▸ Reading text:
● ● ● ● ●

Northern Ireland

Oral health in Northern Ireland 'stagnating' say dentists

Mr Kelso said oral health has been functioning in a policy vacuum
Mr Kelso said oral health has been functioning in a policy vacuum Mr Kelso said oral health has been functioning in a policy vacuum

NORTHERN Ireland has among the highest number of general anaesthetic tooth extractions in the UK, dentists have warned.

Progress on improving oral health in Northern Ireland risks stagnation in the absence of any coordinated plan, the British Dental Association in Northern Ireland (BDANI) said.

Health service dentistry has become synonymous with low pay, low morale and working longer hours, the representative organisation said.

BDANI director Tristen Kelso said: "Oral health – which historically has been accepted as being the worst in the UK – has also been functioning in a policy vacuum in the absence of a current oral health strategy."

The most recent dates back to 2007.

Mr Kelso said the number of general anaesthetic tooth extractions in Northern Ireland was 12 people out of 1,000. In England the total was four per 1,000.

He said: "Regrettably, in the absence of any coordinated plan or direction for the delivery of dental and oral health services, or any fresh targets to press towards, we are concerned that oral health will simply stagnate.

"Moreover, at a time when health service dentistry has become synonymous with low pay, low morale and working longer hours as confirmed by NHS Digital statistics, we are concerned about its long-term sustainability without a fundamental shift in approach."

In a submission to the Northern Ireland Affairs Committee of MPs at Westminster, the professional organisation acknowledged that child oral health had seen steady improvement.

Mr Kelso urged: "We believe much more can be achieved simply by better coordination of resources and stakeholders, and a fresh ambitious vision for the improvements we want to make.

● ● ● ● ●

Extend the news article about oral health in Northern Ireland, picking up right after its last sentence. You won't need the rows that come next.

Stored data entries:
● ● ● ● ●

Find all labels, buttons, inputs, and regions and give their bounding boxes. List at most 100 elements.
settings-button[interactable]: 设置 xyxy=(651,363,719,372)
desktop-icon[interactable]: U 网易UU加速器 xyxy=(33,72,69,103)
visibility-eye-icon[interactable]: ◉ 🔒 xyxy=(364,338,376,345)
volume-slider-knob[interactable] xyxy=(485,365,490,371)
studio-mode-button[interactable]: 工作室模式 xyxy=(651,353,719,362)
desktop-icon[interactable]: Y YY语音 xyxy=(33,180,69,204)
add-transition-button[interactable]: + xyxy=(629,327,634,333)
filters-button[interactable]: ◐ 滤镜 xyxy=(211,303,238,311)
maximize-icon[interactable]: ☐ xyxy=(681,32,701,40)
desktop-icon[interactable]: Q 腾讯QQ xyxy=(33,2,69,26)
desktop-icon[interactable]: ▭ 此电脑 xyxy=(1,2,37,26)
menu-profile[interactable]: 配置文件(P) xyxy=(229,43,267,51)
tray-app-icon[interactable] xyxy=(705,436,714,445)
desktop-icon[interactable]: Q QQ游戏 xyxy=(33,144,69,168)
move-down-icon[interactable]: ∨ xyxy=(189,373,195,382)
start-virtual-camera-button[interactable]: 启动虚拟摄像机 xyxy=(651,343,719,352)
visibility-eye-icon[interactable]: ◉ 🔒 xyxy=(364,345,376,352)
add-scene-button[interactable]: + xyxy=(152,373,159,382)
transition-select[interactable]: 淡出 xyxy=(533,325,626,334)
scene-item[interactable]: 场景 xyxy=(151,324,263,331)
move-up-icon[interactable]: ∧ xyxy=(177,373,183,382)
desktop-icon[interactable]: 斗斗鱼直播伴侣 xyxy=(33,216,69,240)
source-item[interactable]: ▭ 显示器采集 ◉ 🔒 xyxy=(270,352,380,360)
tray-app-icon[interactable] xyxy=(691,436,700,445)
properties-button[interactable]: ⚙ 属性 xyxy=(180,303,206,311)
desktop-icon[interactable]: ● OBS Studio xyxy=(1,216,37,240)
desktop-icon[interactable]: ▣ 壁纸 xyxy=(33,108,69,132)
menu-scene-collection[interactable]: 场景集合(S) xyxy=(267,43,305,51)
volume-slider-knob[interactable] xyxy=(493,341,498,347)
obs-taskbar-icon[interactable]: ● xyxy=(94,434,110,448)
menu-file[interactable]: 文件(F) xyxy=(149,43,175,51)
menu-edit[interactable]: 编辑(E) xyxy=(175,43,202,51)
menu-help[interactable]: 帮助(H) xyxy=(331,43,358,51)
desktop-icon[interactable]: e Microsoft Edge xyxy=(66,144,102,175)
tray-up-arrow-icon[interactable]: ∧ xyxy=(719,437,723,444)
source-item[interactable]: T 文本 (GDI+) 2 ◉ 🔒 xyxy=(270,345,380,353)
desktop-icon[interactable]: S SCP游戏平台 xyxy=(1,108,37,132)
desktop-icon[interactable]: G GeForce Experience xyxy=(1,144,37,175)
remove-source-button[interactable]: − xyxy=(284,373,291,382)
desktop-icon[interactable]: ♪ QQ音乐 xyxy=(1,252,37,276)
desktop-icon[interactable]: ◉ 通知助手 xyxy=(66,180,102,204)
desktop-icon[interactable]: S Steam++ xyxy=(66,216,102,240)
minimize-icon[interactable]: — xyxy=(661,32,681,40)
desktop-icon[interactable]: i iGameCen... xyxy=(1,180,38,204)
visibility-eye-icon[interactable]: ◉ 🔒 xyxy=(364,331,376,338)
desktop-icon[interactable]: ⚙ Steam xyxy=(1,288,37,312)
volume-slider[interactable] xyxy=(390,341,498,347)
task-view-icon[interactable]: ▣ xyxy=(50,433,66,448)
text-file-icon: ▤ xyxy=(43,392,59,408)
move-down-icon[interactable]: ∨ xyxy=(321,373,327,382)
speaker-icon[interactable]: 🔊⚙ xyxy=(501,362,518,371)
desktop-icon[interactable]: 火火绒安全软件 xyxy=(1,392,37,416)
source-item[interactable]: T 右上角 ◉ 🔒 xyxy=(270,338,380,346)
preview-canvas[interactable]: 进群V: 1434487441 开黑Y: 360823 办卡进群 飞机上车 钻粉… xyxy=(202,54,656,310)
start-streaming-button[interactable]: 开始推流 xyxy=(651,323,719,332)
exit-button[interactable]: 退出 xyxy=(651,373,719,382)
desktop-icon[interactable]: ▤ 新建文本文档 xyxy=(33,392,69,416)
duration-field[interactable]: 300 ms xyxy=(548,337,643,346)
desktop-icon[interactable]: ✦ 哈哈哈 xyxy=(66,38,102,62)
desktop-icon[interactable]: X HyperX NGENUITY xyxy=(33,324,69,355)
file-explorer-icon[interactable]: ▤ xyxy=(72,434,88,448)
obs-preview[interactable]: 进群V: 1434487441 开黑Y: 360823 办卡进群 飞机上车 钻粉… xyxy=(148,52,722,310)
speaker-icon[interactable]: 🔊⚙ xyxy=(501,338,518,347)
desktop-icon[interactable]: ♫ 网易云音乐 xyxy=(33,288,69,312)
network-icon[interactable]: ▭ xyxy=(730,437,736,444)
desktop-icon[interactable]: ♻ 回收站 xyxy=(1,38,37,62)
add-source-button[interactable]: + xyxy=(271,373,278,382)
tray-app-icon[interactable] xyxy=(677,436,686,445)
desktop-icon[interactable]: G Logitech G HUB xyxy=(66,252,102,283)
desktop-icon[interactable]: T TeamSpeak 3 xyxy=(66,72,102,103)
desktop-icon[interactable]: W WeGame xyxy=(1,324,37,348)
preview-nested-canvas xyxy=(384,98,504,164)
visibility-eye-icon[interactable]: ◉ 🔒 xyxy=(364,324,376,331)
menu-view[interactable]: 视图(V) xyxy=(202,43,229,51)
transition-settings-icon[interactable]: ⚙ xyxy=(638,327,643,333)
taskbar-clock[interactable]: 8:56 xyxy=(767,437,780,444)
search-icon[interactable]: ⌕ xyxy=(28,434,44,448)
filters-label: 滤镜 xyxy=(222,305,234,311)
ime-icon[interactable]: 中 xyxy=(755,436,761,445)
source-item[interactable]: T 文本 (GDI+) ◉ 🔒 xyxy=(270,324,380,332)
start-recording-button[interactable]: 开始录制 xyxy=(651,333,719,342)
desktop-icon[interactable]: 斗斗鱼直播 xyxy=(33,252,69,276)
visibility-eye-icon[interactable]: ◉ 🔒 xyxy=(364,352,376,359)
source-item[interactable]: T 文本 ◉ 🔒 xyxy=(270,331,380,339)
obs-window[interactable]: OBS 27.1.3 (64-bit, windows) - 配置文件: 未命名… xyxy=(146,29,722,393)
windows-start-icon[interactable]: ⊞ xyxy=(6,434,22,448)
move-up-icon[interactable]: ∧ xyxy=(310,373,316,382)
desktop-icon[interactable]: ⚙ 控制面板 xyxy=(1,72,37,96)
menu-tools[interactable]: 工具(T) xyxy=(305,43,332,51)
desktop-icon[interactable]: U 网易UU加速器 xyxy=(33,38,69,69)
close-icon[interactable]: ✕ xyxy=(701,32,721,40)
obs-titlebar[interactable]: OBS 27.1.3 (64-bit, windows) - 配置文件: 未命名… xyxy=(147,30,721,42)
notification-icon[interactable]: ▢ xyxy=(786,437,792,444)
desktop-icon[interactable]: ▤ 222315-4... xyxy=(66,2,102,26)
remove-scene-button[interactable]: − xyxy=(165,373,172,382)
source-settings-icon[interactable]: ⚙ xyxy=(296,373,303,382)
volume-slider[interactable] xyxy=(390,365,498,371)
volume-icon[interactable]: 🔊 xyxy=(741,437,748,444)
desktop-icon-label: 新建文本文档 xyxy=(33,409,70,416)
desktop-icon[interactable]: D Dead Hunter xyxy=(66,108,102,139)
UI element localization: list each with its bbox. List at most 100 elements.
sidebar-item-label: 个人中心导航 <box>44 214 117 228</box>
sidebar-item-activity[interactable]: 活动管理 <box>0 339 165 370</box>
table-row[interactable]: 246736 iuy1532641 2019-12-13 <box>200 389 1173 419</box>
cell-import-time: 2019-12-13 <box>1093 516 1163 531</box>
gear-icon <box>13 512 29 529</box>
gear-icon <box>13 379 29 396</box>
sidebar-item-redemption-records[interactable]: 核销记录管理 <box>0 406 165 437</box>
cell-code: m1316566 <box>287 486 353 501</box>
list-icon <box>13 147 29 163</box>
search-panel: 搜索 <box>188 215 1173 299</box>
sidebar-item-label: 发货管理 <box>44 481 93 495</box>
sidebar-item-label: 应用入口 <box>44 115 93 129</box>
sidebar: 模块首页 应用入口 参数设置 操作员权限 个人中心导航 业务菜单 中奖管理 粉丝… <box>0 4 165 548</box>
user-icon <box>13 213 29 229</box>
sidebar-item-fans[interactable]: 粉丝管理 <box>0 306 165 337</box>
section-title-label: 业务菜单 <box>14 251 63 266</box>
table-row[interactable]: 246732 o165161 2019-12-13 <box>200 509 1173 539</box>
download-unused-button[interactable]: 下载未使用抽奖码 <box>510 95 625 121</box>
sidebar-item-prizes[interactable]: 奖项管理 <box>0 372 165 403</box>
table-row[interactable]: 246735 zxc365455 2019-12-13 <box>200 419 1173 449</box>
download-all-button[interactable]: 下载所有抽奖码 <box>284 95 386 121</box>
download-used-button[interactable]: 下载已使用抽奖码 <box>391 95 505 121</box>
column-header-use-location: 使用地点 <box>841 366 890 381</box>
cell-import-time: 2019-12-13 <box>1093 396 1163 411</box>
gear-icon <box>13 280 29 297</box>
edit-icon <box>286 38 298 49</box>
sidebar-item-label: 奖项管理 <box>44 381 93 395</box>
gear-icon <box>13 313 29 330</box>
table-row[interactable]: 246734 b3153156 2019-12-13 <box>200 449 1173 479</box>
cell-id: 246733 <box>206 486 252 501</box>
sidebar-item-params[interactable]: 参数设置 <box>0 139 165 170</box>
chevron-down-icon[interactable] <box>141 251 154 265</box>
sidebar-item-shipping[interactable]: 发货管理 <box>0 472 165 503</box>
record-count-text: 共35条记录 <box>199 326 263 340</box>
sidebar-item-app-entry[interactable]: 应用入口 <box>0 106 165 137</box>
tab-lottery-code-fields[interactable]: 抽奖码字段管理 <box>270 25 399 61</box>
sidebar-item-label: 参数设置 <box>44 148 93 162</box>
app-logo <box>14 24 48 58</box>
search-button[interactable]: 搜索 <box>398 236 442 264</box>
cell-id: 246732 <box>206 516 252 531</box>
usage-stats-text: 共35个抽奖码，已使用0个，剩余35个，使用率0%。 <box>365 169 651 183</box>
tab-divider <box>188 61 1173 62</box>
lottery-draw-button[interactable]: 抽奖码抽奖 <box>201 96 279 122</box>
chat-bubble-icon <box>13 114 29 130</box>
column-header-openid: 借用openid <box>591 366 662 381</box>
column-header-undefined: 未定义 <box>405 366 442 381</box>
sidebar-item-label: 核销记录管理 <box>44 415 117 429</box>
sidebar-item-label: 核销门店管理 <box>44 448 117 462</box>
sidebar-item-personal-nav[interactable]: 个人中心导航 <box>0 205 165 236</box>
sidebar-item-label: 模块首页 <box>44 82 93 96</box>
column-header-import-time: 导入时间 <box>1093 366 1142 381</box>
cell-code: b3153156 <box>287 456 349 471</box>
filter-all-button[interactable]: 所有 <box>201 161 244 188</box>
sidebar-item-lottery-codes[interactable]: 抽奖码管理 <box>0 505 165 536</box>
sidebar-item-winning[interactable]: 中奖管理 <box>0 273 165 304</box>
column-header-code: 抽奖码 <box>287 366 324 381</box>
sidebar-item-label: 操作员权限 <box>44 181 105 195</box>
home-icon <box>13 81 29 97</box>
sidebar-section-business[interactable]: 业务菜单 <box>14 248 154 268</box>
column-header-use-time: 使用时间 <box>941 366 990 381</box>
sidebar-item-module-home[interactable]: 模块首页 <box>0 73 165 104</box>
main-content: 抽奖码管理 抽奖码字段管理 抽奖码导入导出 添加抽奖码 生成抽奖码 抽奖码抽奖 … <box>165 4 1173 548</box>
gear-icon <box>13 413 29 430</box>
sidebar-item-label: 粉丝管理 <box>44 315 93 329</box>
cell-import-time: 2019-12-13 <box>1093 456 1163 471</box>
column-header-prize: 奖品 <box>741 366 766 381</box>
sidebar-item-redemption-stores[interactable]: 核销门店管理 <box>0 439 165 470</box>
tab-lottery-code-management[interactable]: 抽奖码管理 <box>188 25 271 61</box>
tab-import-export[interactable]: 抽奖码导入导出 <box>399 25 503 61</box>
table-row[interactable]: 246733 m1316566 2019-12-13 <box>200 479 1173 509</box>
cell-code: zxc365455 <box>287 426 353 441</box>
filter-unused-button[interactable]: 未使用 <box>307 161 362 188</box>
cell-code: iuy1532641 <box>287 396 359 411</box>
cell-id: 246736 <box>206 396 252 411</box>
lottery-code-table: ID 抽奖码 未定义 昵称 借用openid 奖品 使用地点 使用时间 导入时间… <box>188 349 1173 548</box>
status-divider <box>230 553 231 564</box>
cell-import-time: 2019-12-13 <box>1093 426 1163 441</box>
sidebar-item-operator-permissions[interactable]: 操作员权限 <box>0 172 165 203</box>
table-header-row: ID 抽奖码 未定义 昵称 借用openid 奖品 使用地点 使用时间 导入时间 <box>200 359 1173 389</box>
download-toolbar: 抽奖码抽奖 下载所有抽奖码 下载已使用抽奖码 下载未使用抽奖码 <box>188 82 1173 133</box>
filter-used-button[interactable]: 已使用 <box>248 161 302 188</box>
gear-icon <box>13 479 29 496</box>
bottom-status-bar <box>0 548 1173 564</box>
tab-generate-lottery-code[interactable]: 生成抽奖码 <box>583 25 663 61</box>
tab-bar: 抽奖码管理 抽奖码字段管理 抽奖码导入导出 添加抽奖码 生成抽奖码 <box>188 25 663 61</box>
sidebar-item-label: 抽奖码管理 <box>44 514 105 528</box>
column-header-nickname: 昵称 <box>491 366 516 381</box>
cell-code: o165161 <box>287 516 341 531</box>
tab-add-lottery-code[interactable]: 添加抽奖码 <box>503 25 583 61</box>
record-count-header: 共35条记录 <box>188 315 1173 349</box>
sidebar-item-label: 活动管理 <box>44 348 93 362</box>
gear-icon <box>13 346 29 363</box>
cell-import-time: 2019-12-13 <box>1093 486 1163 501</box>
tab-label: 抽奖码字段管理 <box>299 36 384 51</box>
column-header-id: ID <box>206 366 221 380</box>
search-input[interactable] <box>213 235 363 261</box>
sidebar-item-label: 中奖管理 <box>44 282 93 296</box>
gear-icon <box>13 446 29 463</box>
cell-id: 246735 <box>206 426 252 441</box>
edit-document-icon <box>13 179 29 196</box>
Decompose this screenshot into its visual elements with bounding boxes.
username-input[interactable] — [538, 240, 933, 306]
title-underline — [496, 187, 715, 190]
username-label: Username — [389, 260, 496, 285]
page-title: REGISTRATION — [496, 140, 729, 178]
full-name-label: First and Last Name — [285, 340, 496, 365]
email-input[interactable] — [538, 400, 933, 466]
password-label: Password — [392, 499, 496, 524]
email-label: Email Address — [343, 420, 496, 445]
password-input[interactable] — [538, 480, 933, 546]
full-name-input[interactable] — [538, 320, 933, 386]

● ● ● ● ●

▸ Output of the exercise:
"In essence, a prioritisation of oral health by the Department of Health, and in so doing, acknowledging the wider health benefits that could be achieved via upstream intervention – on obesity, diabetes, cancer and beyond – is badly needed."

He said his organisation's efforts to engineer change via a new oral health strategy had been met with resistance, adding: "There is a public health, not to mention a financial and good governance imperative to ensure that finite resources are allocated in a way that seeks to maximise outcomes for the population.

"At a time when 'sugar is the new tobacco', more than ever we need an ambitious and joined-up approach to oral health that is imaginative enough to impact positively on overall population health."

The chairman of the Northern Ireland Affairs Committee, Dr Andrew Murrison, said the letter revealed that Northern Ireland had the worst oral health in the UK and no strategy to improve it.

He added: "My committee has been struck by the bleak picture of Northern Ireland's health care and we will be questioning the permanent secretary of the Northern Ireland Department of Health about our concerns."